→ PROBLEM REQUIREMENTS: Reproduce all records verbatim.

→ INFORMATION SHOWN:
-=-=-=-=-

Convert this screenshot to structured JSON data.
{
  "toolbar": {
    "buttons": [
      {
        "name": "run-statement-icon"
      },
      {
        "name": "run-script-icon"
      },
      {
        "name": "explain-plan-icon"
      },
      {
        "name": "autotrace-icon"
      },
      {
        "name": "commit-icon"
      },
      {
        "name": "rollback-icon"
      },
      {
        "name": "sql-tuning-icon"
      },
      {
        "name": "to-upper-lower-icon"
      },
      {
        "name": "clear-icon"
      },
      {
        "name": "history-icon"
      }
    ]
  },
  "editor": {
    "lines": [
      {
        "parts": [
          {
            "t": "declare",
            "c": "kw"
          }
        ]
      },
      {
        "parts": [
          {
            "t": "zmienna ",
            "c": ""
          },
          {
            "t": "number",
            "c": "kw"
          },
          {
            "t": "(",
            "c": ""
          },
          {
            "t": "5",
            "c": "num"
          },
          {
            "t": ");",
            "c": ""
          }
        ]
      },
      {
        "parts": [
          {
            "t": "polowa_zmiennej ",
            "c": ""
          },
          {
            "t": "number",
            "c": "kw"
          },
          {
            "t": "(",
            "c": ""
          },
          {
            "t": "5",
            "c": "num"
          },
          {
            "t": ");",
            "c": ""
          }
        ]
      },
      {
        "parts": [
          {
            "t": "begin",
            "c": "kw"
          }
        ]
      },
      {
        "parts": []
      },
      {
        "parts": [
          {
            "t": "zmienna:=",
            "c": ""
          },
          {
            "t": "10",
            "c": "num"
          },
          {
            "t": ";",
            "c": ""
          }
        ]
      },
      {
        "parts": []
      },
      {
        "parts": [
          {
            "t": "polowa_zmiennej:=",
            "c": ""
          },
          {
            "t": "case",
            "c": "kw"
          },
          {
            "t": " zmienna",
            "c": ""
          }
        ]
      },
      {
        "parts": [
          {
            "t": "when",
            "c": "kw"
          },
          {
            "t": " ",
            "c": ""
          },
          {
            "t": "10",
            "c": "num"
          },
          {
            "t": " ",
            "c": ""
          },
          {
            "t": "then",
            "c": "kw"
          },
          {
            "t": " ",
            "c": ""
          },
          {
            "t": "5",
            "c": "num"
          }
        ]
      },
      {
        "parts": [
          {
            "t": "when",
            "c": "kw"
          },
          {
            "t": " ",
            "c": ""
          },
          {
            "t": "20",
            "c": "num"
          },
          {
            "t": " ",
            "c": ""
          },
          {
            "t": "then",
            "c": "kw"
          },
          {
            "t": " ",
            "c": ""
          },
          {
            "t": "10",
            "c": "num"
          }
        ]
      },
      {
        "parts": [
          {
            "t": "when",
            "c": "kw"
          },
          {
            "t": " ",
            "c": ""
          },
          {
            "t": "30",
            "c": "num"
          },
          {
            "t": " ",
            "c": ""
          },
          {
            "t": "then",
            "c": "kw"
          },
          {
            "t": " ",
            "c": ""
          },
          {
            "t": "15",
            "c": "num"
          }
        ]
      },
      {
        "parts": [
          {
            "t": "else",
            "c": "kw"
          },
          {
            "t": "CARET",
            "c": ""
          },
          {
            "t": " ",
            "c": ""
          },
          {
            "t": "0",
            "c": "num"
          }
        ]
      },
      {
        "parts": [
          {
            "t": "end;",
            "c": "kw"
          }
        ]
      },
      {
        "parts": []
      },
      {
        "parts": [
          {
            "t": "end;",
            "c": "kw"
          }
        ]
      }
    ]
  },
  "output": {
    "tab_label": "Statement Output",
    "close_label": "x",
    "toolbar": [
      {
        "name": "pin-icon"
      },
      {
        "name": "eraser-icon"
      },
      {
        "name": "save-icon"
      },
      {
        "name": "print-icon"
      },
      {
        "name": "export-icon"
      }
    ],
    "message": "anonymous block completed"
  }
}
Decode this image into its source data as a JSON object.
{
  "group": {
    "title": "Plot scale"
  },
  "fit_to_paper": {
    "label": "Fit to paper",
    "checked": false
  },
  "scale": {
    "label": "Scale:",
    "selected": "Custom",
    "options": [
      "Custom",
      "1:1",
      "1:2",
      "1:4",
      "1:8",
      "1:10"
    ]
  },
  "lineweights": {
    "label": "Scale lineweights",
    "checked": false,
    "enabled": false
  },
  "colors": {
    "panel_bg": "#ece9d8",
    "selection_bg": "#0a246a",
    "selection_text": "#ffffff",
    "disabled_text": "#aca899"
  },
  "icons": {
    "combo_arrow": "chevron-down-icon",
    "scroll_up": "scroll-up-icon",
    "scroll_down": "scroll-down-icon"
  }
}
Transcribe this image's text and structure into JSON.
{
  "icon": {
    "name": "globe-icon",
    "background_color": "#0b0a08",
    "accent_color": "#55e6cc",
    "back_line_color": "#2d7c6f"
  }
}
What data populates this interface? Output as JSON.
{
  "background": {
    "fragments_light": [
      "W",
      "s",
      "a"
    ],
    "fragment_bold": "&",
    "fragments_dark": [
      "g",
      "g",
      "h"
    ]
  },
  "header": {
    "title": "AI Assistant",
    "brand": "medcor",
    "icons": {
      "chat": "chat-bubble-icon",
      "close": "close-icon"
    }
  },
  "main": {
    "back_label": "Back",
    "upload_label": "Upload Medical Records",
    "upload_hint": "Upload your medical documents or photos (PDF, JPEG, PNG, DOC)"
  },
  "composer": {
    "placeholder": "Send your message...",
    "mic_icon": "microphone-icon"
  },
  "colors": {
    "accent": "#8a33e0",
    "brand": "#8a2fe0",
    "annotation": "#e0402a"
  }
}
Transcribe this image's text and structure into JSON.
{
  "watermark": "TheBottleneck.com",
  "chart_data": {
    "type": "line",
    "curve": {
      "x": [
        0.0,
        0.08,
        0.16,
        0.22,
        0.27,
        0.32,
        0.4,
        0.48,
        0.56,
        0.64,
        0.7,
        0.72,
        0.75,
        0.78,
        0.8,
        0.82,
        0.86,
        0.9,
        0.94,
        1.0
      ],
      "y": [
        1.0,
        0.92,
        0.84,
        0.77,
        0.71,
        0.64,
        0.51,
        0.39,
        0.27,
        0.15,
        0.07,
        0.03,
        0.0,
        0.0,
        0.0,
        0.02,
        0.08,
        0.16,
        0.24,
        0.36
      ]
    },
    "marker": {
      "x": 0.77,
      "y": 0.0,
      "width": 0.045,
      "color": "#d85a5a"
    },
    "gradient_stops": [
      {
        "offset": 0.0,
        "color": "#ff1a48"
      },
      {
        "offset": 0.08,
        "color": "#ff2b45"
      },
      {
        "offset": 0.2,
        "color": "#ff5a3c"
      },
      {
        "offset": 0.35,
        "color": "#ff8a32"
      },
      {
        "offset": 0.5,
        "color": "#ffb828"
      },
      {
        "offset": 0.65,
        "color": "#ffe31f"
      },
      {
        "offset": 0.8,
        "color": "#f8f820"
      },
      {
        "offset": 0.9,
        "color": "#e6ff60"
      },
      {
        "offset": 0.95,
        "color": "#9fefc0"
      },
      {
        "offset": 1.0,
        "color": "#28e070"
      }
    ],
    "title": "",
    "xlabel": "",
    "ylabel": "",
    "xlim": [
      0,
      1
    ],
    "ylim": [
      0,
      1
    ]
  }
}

-=-=-=-=-

→ THE REPLY:
Convert this screenshot to structured JSON data.
{
  "toolbar": {
    "buttons": [
      {
        "name": "run-statement-icon"
      },
      {
        "name": "run-script-icon"
      },
      {
        "name": "explain-plan-icon"
      },
      {
        "name": "autotrace-icon"
      },
      {
        "name": "commit-icon"
      },
      {
        "name": "rollback-icon"
      },
      {
        "name": "sql-tuning-icon"
      },
      {
        "name": "to-upper-lower-icon"
      },
      {
        "name": "clear-icon"
      },
      {
        "name": "history-icon"
      }
    ]
  },
  "editor": {
    "lines": [
      {
        "parts": [
          {
            "t": "declare",
            "c": "kw"
          }
        ]
      },
      {
        "parts": [
          {
            "t": "zmienna ",
            "c": ""
          },
          {
            "t": "number",
            "c": "kw"
          },
          {
            "t": "(",
            "c": ""
          },
          {
            "t": "5",
            "c": "num"
          },
          {
            "t": ");",
            "c": ""
          }
        ]
      },
      {
        "parts": [
          {
            "t": "polowa_zmiennej ",
            "c": ""
          },
          {
            "t": "number",
            "c": "kw"
          },
          {
            "t": "(",
            "c": ""
          },
          {
            "t": "5",
            "c": "num"
          },
          {
            "t": ");",
            "c": ""
          }
        ]
      },
      {
        "parts": [
          {
            "t": "begin",
            "c": "kw"
          }
        ]
      },
      {
        "parts": []
      },
      {
        "parts": [
          {
            "t": "zmienna:=",
            "c": ""
          },
          {
            "t": "10",
            "c": "num"
          },
          {
            "t": ";",
            "c": ""
          }
        ]
      },
      {
        "parts": []
      },
      {
        "parts": [
          {
            "t": "polowa_zmiennej:=",
            "c": ""
          },
          {
            "t": "case",
            "c": "kw"
          },
          {
            "t": " zmienna",
            "c": ""
          }
        ]
      },
      {
        "parts": [
          {
            "t": "when",
            "c": "kw"
          },
          {
            "t": " ",
            "c": ""
          },
          {
            "t": "10",
            "c": "num"
          },
          {
            "t": " ",
            "c": ""
          },
          {
            "t": "then",
            "c": "kw"
          },
          {
            "t": " ",
            "c": ""
          },
          {
            "t": "5",
            "c": "num"
          }
        ]
      },
      {
        "parts": [
          {
            "t": "when",
            "c": "kw"
          },
          {
            "t": " ",
            "c": ""
          },
          {
            "t": "20",
            "c": "num"
          },
          {
            "t": " ",
            "c": ""
          },
          {
            "t": "then",
            "c": "kw"
          },
          {
            "t": " ",
            "c": ""
          },
          {
            "t": "10",
            "c": "num"
          }
        ]
      },
      {
        "parts": [
          {
            "t": "when",
            "c": "kw"
          },
          {
            "t": " ",
            "c": ""
          },
          {
            "t": "30",
            "c": "num"
          },
          {
            "t": " ",
            "c": ""
          },
          {
            "t": "then",
            "c": "kw"
          },
          {
            "t": " ",
            "c": ""
          },
          {
            "t": "15",
            "c": "num"
          }
        ]
      },
      {
        "parts": [
          {
            "t": "else",
            "c": "kw"
          },
          {
            "t": "CARET",
            "c": ""
          },
          {
            "t": " ",
            "c": ""
          },
          {
            "t": "0",
            "c": "num"
          }
        ]
      },
      {
        "parts": [
          {
            "t": "end;",
            "c": "kw"
          }
        ]
      },
      {
        "parts": []
      },
      {
        "parts": [
          {
            "t": "end;",
            "c": "kw"
          }
        ]
      }
    ]
  },
  "output": {
    "tab_label": "Statement Output",
    "close_label": "x",
    "toolbar": [
      {
        "name": "pin-icon"
      },
      {
        "name": "eraser-icon"
      },
      {
        "name": "save-icon"
      },
      {
        "name": "print-icon"
      },
      {
        "name": "export-icon"
      }
    ],
    "message": "anonymous block completed"
  }
}
Decode this image into its source data as a JSON object.
{
  "group": {
    "title": "Plot scale"
  },
  "fit_to_paper": {
    "label": "Fit to paper",
    "checked": false
  },
  "scale": {
    "label": "Scale:",
    "selected": "Custom",
    "options": [
      "Custom",
      "1:1",
      "1:2",
      "1:4",
      "1:8",
      "1:10"
    ]
  },
  "lineweights": {
    "label": "Scale lineweights",
    "checked": false,
    "enabled": false
  },
  "colors": {
    "panel_bg": "#ece9d8",
    "selection_bg": "#0a246a",
    "selection_text": "#ffffff",
    "disabled_text": "#aca899"
  },
  "icons": {
    "combo_arrow": "chevron-down-icon",
    "scroll_up": "scroll-up-icon",
    "scroll_down": "scroll-down-icon"
  }
}
Transcribe this image's text and structure into JSON.
{
  "icon": {
    "name": "globe-icon",
    "background_color": "#0b0a08",
    "accent_color": "#55e6cc",
    "back_line_color": "#2d7c6f"
  }
}
What data populates this interface? Output as JSON.
{
  "background": {
    "fragments_light": [
      "W",
      "s",
      "a"
    ],
    "fragment_bold": "&",
    "fragments_dark": [
      "g",
      "g",
      "h"
    ]
  },
  "header": {
    "title": "AI Assistant",
    "brand": "medcor",
    "icons": {
      "chat": "chat-bubble-icon",
      "close": "close-icon"
    }
  },
  "main": {
    "back_label": "Back",
    "upload_label": "Upload Medical Records",
    "upload_hint": "Upload your medical documents or photos (PDF, JPEG, PNG, DOC)"
  },
  "composer": {
    "placeholder": "Send your message...",
    "mic_icon": "microphone-icon"
  },
  "colors": {
    "accent": "#8a33e0",
    "brand": "#8a2fe0",
    "annotation": "#e0402a"
  }
}
Transcribe this image's text and structure into JSON.
{
  "watermark": "TheBottleneck.com",
  "chart_data": {
    "type": "line",
    "curve": {
      "x": [
        0.0,
        0.08,
        0.16,
        0.22,
        0.27,
        0.32,
        0.4,
        0.48,
        0.56,
        0.64,
        0.7,
        0.72,
        0.75,
        0.78,
        0.8,
        0.82,
        0.86,
        0.9,
        0.94,
        1.0
      ],
      "y": [
        1.0,
        0.92,
        0.84,
        0.77,
        0.71,
        0.64,
        0.51,
        0.39,
        0.27,
        0.15,
        0.07,
        0.03,
        0.0,
        0.0,
        0.0,
        0.02,
        0.08,
        0.16,
        0.24,
        0.36
      ]
    },
    "marker": {
      "x": 0.77,
      "y": 0.0,
      "width": 0.045,
      "color": "#d85a5a"
    },
    "gradient_stops": [
      {
        "offset": 0.0,
        "color": "#ff1a48"
      },
      {
        "offset": 0.08,
        "color": "#ff2b45"
      },
      {
        "offset": 0.2,
        "color": "#ff5a3c"
      },
      {
        "offset": 0.35,
        "color": "#ff8a32"
      },
      {
        "offset": 0.5,
        "color": "#ffb828"
      },
      {
        "offset": 0.65,
        "color": "#ffe31f"
      },
      {
        "offset": 0.8,
        "color": "#f8f820"
      },
      {
        "offset": 0.9,
        "color": "#e6ff60"
      },
      {
        "offset": 0.95,
        "color": "#9fefc0"
      },
      {
        "offset": 1.0,
        "color": "#28e070"
      }
    ],
    "title": "",
    "xlabel": "",
    "ylabel": "",
    "xlim": [
      0,
      1
    ],
    "ylim": [
      0,
      1
    ]
  }
}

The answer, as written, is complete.